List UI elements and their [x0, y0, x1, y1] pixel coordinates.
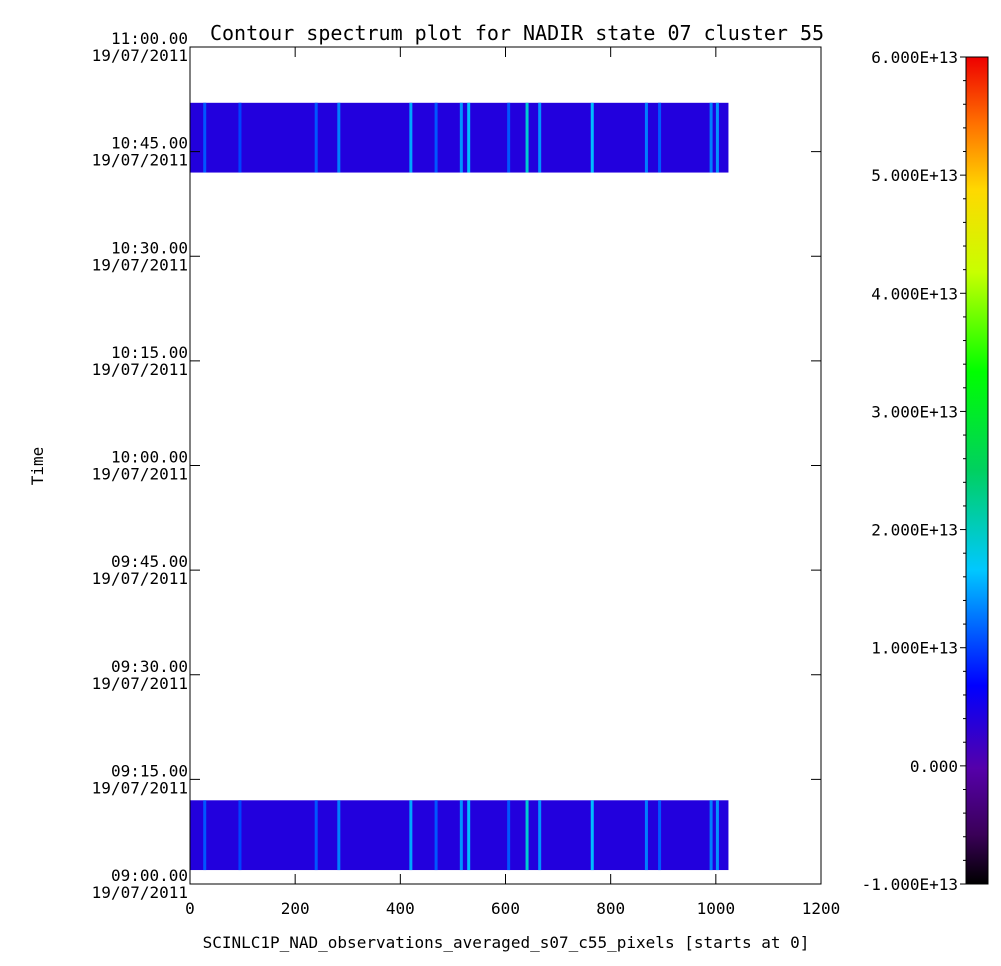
bright-column: [314, 102, 318, 173]
y-axis-label: Time: [28, 447, 47, 486]
bright-column: [337, 800, 341, 871]
colorbar-tick-label: -1.000E+13: [862, 875, 958, 894]
bright-column: [203, 102, 207, 173]
y-tick-label-date: 19/07/2011: [92, 151, 188, 170]
bright-column: [238, 102, 242, 173]
heatmap-layer: [190, 102, 729, 871]
x-tick-label: 800: [596, 899, 625, 918]
bright-column: [590, 102, 594, 173]
bright-column: [467, 800, 471, 871]
x-tick-label: 1000: [697, 899, 736, 918]
bright-column: [709, 800, 713, 871]
bright-column: [644, 102, 648, 173]
y-tick-label-time: 09:00.00: [111, 866, 188, 885]
y-tick-label-date: 19/07/2011: [92, 360, 188, 379]
y-tick-label-time: 09:45.00: [111, 552, 188, 571]
y-axis: 11:00.0019/07/201110:45.0019/07/201110:3…: [92, 29, 821, 902]
bright-column: [644, 800, 648, 871]
colorbar: [965, 56, 989, 885]
data-block: [190, 102, 729, 173]
y-tick-label-time: 10:45.00: [111, 134, 188, 153]
y-tick-label-date: 19/07/2011: [92, 778, 188, 797]
y-tick-label-time: 09:15.00: [111, 761, 188, 780]
bright-column: [715, 800, 719, 871]
bright-column: [459, 102, 463, 173]
x-tick-label: 200: [281, 899, 310, 918]
x-tick-label: 400: [386, 899, 415, 918]
colorbar-tick-label: 3.000E+13: [871, 402, 958, 421]
bright-column: [459, 800, 463, 871]
data-block: [190, 800, 729, 871]
x-axis: 0 200 400 600 800 1000 1200: [185, 47, 840, 918]
y-tick-label-date: 19/07/2011: [92, 674, 188, 693]
bright-column: [507, 102, 511, 173]
bright-column: [538, 102, 542, 173]
bright-column: [507, 800, 511, 871]
bright-column: [409, 800, 413, 871]
bright-column: [709, 102, 713, 173]
bright-column: [434, 800, 438, 871]
y-tick-label-date: 19/07/2011: [92, 255, 188, 274]
bright-column: [525, 102, 529, 173]
bright-column: [538, 800, 542, 871]
bright-column: [658, 102, 662, 173]
y-tick-label-time: 09:30.00: [111, 657, 188, 676]
colorbar-tick-label: 0.000: [910, 757, 958, 776]
y-tick-label-time: 11:00.00: [111, 29, 188, 48]
colorbar-axis: 6.000E+13 5.000E+13 4.000E+13 3.000E+13 2.00…: [862, 48, 966, 894]
bright-column: [590, 800, 594, 871]
bright-column: [434, 102, 438, 173]
bright-column: [525, 800, 529, 871]
bright-column: [658, 800, 662, 871]
colorbar-tick-label: 1.000E+13: [871, 639, 958, 658]
bright-column: [409, 102, 413, 173]
x-tick-label: 0: [185, 899, 195, 918]
x-tick-label: 1200: [802, 899, 841, 918]
bright-column: [203, 800, 207, 871]
bright-column: [238, 800, 242, 871]
colorbar-tick-label: 5.000E+13: [871, 166, 958, 185]
colorbar-tick-label: 4.000E+13: [871, 284, 958, 303]
x-tick-label: 600: [491, 899, 520, 918]
colorbar-tick-label: 6.000E+13: [871, 48, 958, 67]
colorbar-tick-label: 2.000E+13: [871, 521, 958, 540]
y-tick-label-time: 10:30.00: [111, 238, 188, 257]
y-tick-label-time: 10:00.00: [111, 448, 188, 467]
bright-column: [715, 102, 719, 173]
bright-column: [314, 800, 318, 871]
bright-column: [467, 102, 471, 173]
y-tick-label-date: 19/07/2011: [92, 465, 188, 484]
y-tick-label-time: 10:15.00: [111, 343, 188, 362]
y-tick-label-date: 19/07/2011: [92, 46, 188, 65]
chart-title: Contour spectrum plot for NADIR state 07…: [210, 21, 824, 45]
y-tick-label-date: 19/07/2011: [92, 883, 188, 902]
y-tick-label-date: 19/07/2011: [92, 569, 188, 588]
x-axis-label: SCINLC1P_NAD_observations_averaged_s07_c…: [203, 933, 810, 952]
bright-column: [337, 102, 341, 173]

▶ **Exercise requirements**: Copy every line of the data above without changing anything, and leave out the picture.

▶ **Output for this task**:
List UI elements and their [x0, y0, x1, y1] pixel coordinates.
bright-column: [314, 102, 318, 173]
y-axis-label: Time: [28, 447, 47, 486]
bright-column: [337, 800, 341, 871]
colorbar-tick-label: -1.000E+13: [862, 875, 958, 894]
bright-column: [203, 102, 207, 173]
y-tick-label-date: 19/07/2011: [92, 151, 188, 170]
bright-column: [238, 102, 242, 173]
heatmap-layer: [190, 102, 729, 871]
x-tick-label: 800: [596, 899, 625, 918]
bright-column: [590, 102, 594, 173]
bright-column: [467, 800, 471, 871]
x-tick-label: 1000: [697, 899, 736, 918]
bright-column: [709, 800, 713, 871]
bright-column: [644, 102, 648, 173]
y-tick-label-time: 09:00.00: [111, 866, 188, 885]
y-tick-label-date: 19/07/2011: [92, 360, 188, 379]
y-tick-label-time: 09:45.00: [111, 552, 188, 571]
y-axis: 11:00.0019/07/201110:45.0019/07/201110:3…: [92, 29, 821, 902]
bright-column: [644, 800, 648, 871]
colorbar: [965, 56, 989, 885]
data-block: [190, 102, 729, 173]
y-tick-label-time: 10:45.00: [111, 134, 188, 153]
y-tick-label-date: 19/07/2011: [92, 778, 188, 797]
y-tick-label-time: 09:15.00: [111, 761, 188, 780]
bright-column: [715, 800, 719, 871]
bright-column: [459, 102, 463, 173]
x-tick-label: 200: [281, 899, 310, 918]
x-tick-label: 400: [386, 899, 415, 918]
colorbar-tick-label: 3.000E+13: [871, 402, 958, 421]
bright-column: [459, 800, 463, 871]
data-block: [190, 800, 729, 871]
x-axis: 0 200 400 600 800 1000 1200: [185, 47, 840, 918]
y-tick-label-date: 19/07/2011: [92, 674, 188, 693]
bright-column: [507, 102, 511, 173]
bright-column: [538, 102, 542, 173]
bright-column: [507, 800, 511, 871]
bright-column: [409, 800, 413, 871]
bright-column: [709, 102, 713, 173]
bright-column: [434, 800, 438, 871]
y-tick-label-date: 19/07/2011: [92, 255, 188, 274]
bright-column: [525, 102, 529, 173]
bright-column: [538, 800, 542, 871]
bright-column: [658, 102, 662, 173]
y-tick-label-time: 09:30.00: [111, 657, 188, 676]
colorbar-tick-label: 0.000: [910, 757, 958, 776]
y-tick-label-time: 11:00.00: [111, 29, 188, 48]
colorbar-axis: 6.000E+13 5.000E+13 4.000E+13 3.000E+13 2.00…: [862, 48, 966, 894]
bright-column: [590, 800, 594, 871]
bright-column: [434, 102, 438, 173]
bright-column: [525, 800, 529, 871]
bright-column: [658, 800, 662, 871]
colorbar-tick-label: 1.000E+13: [871, 639, 958, 658]
bright-column: [409, 102, 413, 173]
x-tick-label: 0: [185, 899, 195, 918]
x-tick-label: 1200: [802, 899, 841, 918]
bright-column: [203, 800, 207, 871]
bright-column: [238, 800, 242, 871]
colorbar-tick-label: 5.000E+13: [871, 166, 958, 185]
colorbar-tick-label: 4.000E+13: [871, 284, 958, 303]
x-tick-label: 600: [491, 899, 520, 918]
colorbar-tick-label: 6.000E+13: [871, 48, 958, 67]
colorbar-tick-label: 2.000E+13: [871, 521, 958, 540]
y-tick-label-time: 10:30.00: [111, 238, 188, 257]
y-tick-label-time: 10:00.00: [111, 448, 188, 467]
bright-column: [715, 102, 719, 173]
bright-column: [314, 800, 318, 871]
bright-column: [467, 102, 471, 173]
y-tick-label-date: 19/07/2011: [92, 465, 188, 484]
y-tick-label-time: 10:15.00: [111, 343, 188, 362]
y-tick-label-date: 19/07/2011: [92, 46, 188, 65]
chart-title: Contour spectrum plot for NADIR state 07…: [210, 21, 824, 45]
y-tick-label-date: 19/07/2011: [92, 883, 188, 902]
y-tick-label-date: 19/07/2011: [92, 569, 188, 588]
x-axis-label: SCINLC1P_NAD_observations_averaged_s07_c…: [203, 933, 810, 952]
bright-column: [337, 102, 341, 173]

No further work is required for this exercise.